SET EXERCISE
Work out how many lines of the records hold the string "this", and reply with that number alone.

DATASET RECORDS
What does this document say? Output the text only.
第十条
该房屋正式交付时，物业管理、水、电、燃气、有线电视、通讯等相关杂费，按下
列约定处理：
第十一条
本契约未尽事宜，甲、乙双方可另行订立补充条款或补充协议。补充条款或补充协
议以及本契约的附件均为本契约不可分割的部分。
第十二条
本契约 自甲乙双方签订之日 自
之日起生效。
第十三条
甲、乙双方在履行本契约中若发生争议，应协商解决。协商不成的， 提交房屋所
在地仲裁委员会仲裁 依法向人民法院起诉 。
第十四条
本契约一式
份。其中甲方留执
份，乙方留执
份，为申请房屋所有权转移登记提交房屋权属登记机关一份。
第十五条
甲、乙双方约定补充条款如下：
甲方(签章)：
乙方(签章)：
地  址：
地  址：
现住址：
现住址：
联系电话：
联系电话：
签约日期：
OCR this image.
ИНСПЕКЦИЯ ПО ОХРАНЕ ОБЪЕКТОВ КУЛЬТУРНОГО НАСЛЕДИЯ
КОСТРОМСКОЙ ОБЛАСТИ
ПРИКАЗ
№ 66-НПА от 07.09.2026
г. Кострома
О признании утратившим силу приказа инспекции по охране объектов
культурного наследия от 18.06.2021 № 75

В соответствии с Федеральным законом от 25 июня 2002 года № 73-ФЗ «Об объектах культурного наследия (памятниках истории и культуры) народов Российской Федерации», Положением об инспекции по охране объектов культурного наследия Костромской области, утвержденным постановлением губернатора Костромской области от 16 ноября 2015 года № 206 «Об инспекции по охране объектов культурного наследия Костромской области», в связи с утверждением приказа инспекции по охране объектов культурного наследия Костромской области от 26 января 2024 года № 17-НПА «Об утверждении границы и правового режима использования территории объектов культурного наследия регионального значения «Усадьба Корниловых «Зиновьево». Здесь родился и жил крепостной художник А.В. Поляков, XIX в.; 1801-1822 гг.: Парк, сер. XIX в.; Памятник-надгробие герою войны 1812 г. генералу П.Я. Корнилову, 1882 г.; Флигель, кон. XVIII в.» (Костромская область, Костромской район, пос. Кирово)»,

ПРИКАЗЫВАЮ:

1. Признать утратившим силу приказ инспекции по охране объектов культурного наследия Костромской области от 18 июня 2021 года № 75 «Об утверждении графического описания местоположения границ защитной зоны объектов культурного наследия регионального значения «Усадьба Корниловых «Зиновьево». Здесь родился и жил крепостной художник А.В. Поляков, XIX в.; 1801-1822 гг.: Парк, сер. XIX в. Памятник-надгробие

RESULT OF THE TASK
2